Recorded data:

####

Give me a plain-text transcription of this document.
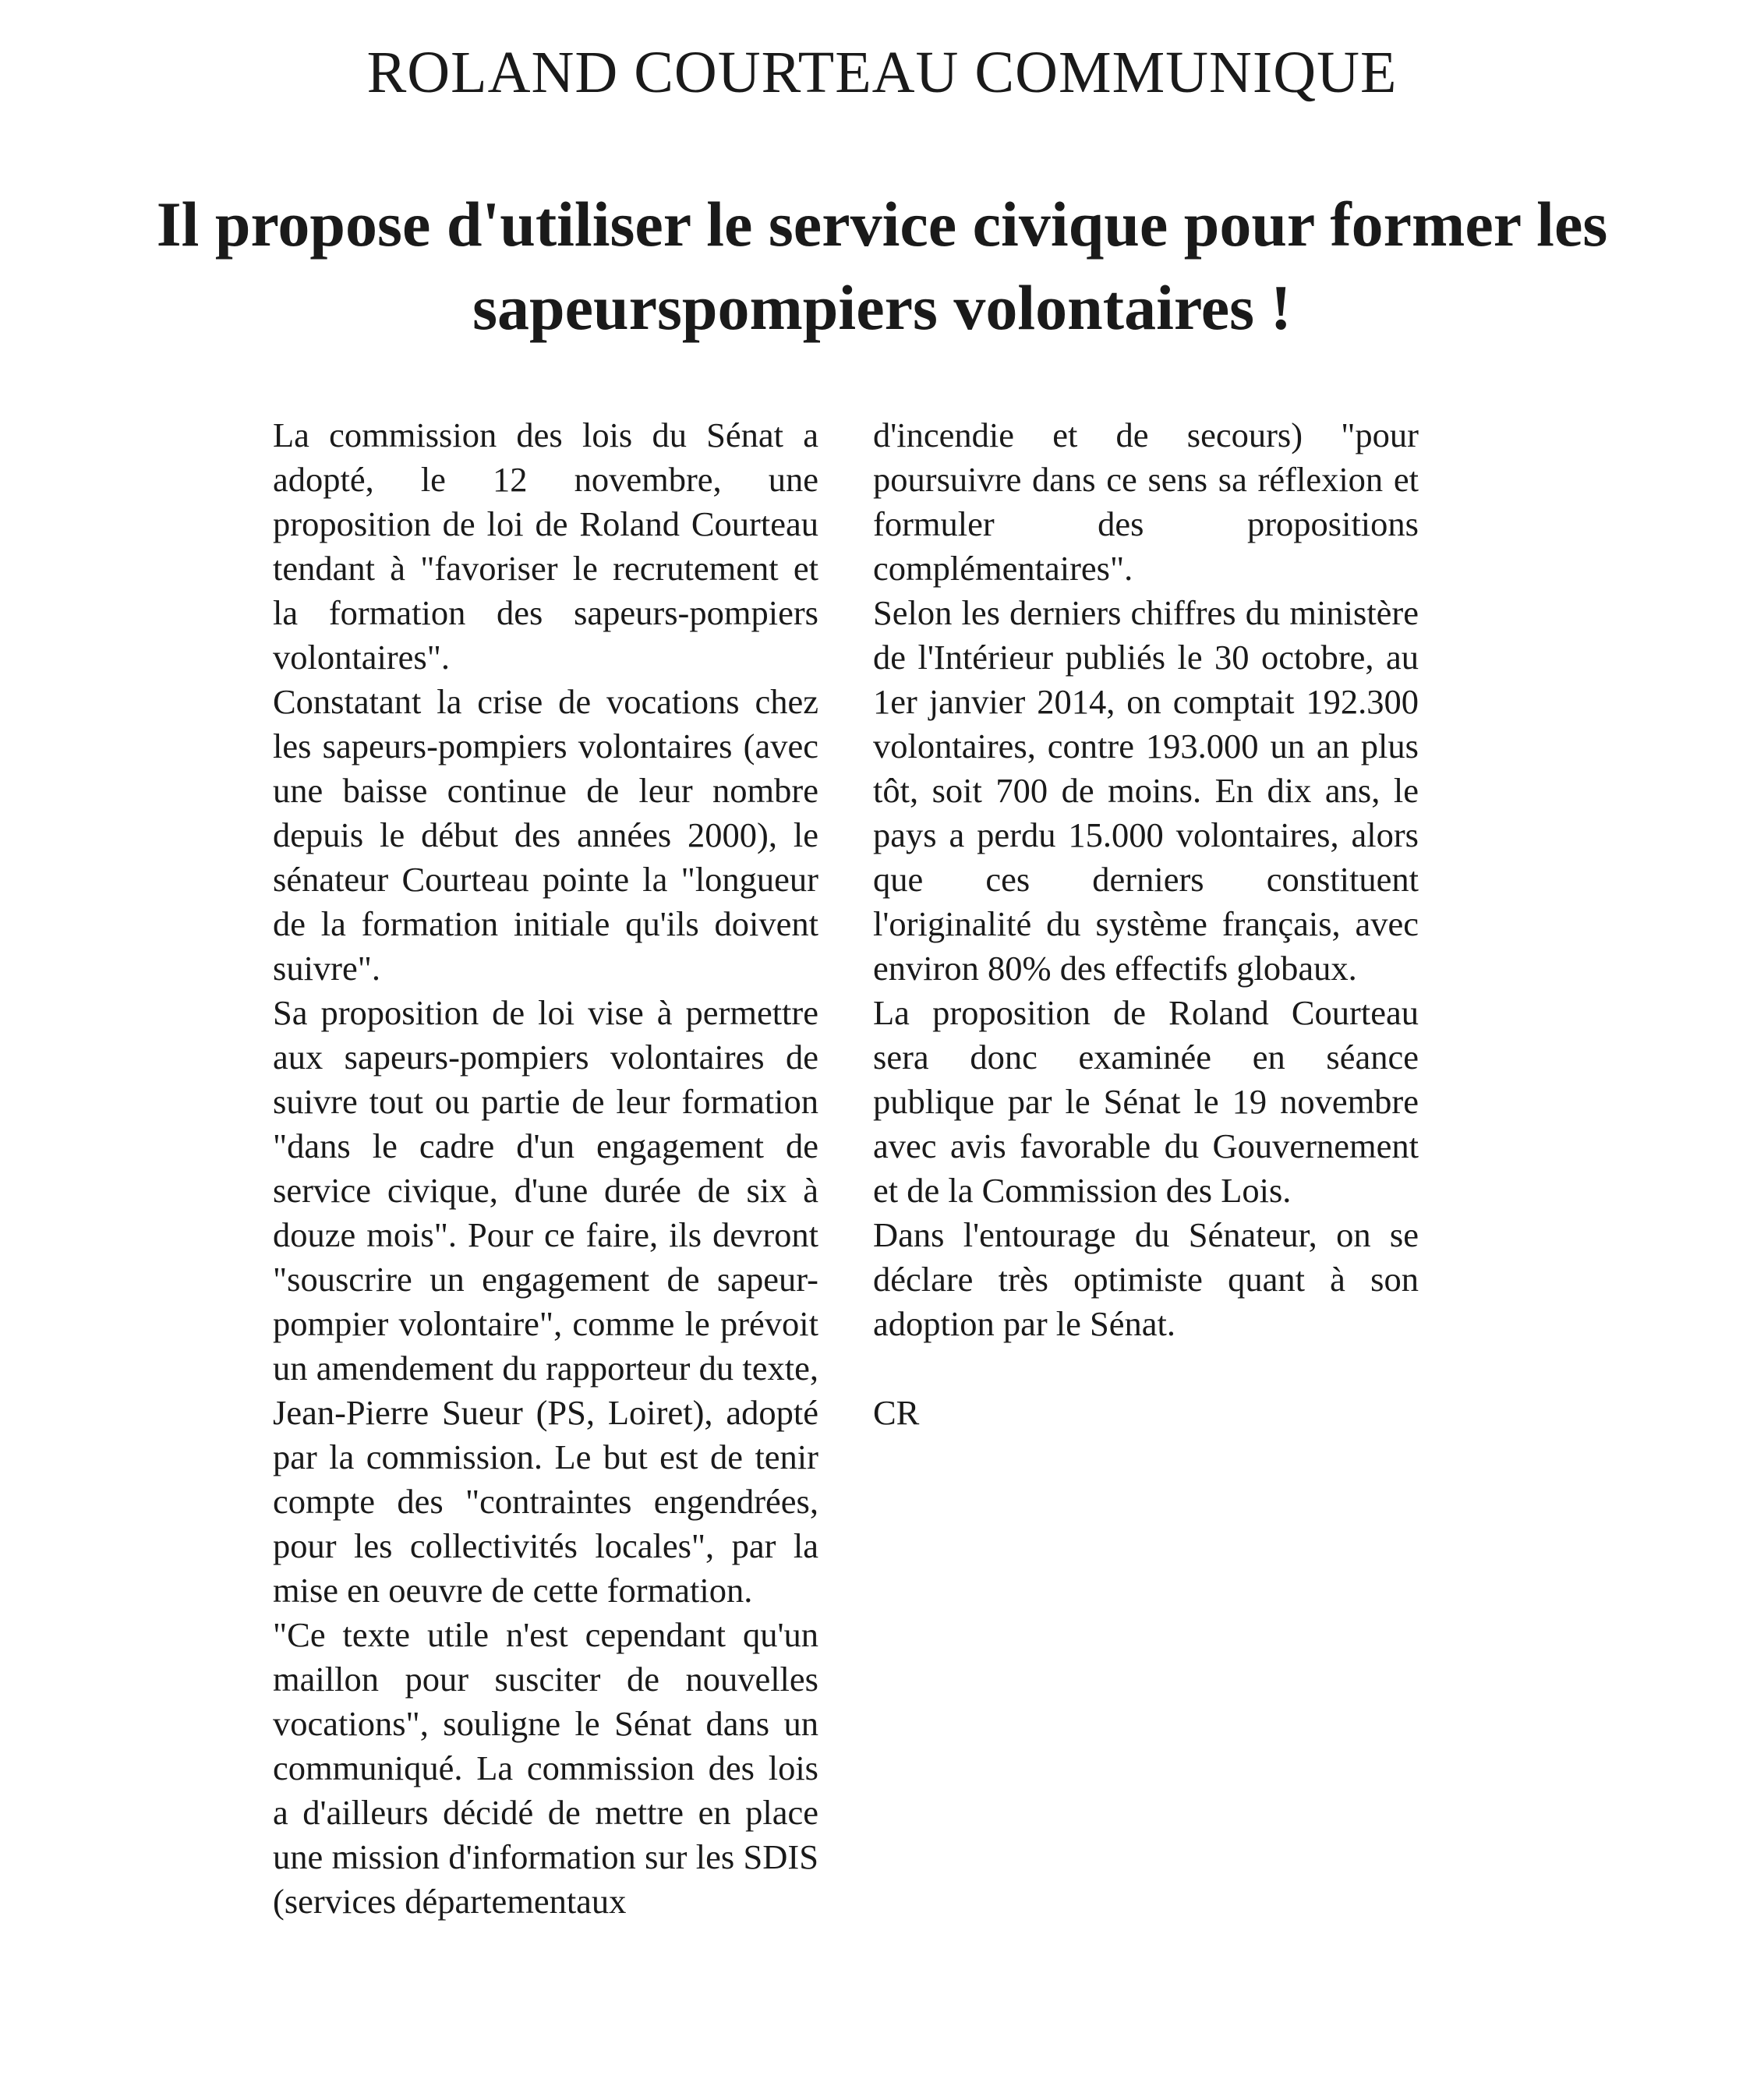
ROLAND COURTEAU COMMUNIQUE
Il propose d'utiliser le service civique pour former les sapeurspompiers volontaires !

La commission des lois du Sénat a adopté, le 12 novembre, une proposition de loi de Roland Courteau tendant à "favoriser le recrutement et la formation des sapeurs-pompiers volontaires".

Constatant la crise de vocations chez les sapeurs-pompiers volontaires (avec une baisse continue de leur nombre depuis le début des années 2000), le sénateur Courteau pointe la "longueur de la formation initiale qu'ils doivent suivre".

Sa proposition de loi vise à permettre aux sapeurs-pompiers volontaires de suivre tout ou partie de leur formation "dans le cadre d'un engagement de service civique, d'une durée de six à douze mois". Pour ce faire, ils devront "souscrire un engagement de sapeur-pompier volontaire", comme le prévoit un amendement du rapporteur du texte, Jean-Pierre Sueur (PS, Loiret), adopté par la commission. Le but est de tenir compte des "contraintes engendrées, pour les collectivités locales", par la mise en oeuvre de cette formation.

"Ce texte utile n'est cependant qu'un maillon pour susciter de nouvelles vocations", souligne le Sénat dans un communiqué. La commission des lois a d'ailleurs décidé de mettre en place une mission d'information sur les SDIS (services départementaux

d'incendie et de secours) "pour poursuivre dans ce sens sa réflexion et formuler des propositions complémentaires".

Selon les derniers chiffres du ministère de l'Intérieur publiés le 30 octobre, au 1er janvier 2014, on comptait 192.300 volontaires, contre 193.000 un an plus tôt, soit 700 de moins. En dix ans, le pays a perdu 15.000 volontaires, alors que ces derniers constituent l'originalité du système français, avec environ 80% des effectifs globaux.

La proposition de Roland Courteau sera donc examinée en séance publique par le Sénat le 19 novembre avec avis favorable du Gouvernement et de la Commission des Lois.

Dans l'entourage du Sénateur, on se déclare très optimiste quant à son adoption par le Sénat.

CR
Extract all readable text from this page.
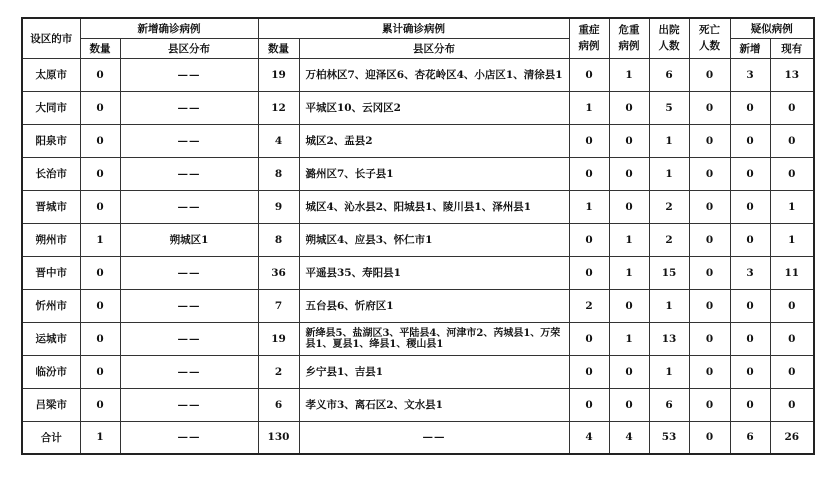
设区的市	新增确诊病例		累计确诊病例		重症病例	危重病例	出院人数	死亡人数	疑似病例	
	数量	县区分布	数量	县区分布					新增	现有
太原市	0	——	19	万柏林区7、迎泽区6、杏花岭区4、小店区1、清徐县1	0	1	6	0	3	13
大同市	0	——	12	平城区10、云冈区2	1	0	5	0	0	0
阳泉市	0	——	4	城区2、盂县2	0	0	1	0	0	0
长治市	0	——	8	潞州区7、长子县1	0	0	1	0	0	0
晋城市	0	——	9	城区4、沁水县2、阳城县1、陵川县1、泽州县1	1	0	2	0	0	1
朔州市	1	朔城区1	8	朔城区4、应县3、怀仁市1	0	1	2	0	0	1
晋中市	0	——	36	平遥县35、寿阳县1	0	1	15	0	3	11
忻州市	0	——	7	五台县6、忻府区1	2	0	1	0	0	0
运城市	0	——	19	新绛县5、盐湖区3、平陆县4、河津市2、芮城县1、万荣县1、夏县1、绛县1、稷山县1	0	1	13	0	0	0
临汾市	0	——	2	乡宁县1、吉县1	0	0	1	0	0	0
吕梁市	0	——	6	孝义市3、离石区2、文水县1	0	0	6	0	0	0
合计	1	——	130	——	4	4	53	0	6	26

####

● Problem description: Only a number is wanted: how many lines of the material above hold "novembre"?

● The solution: 2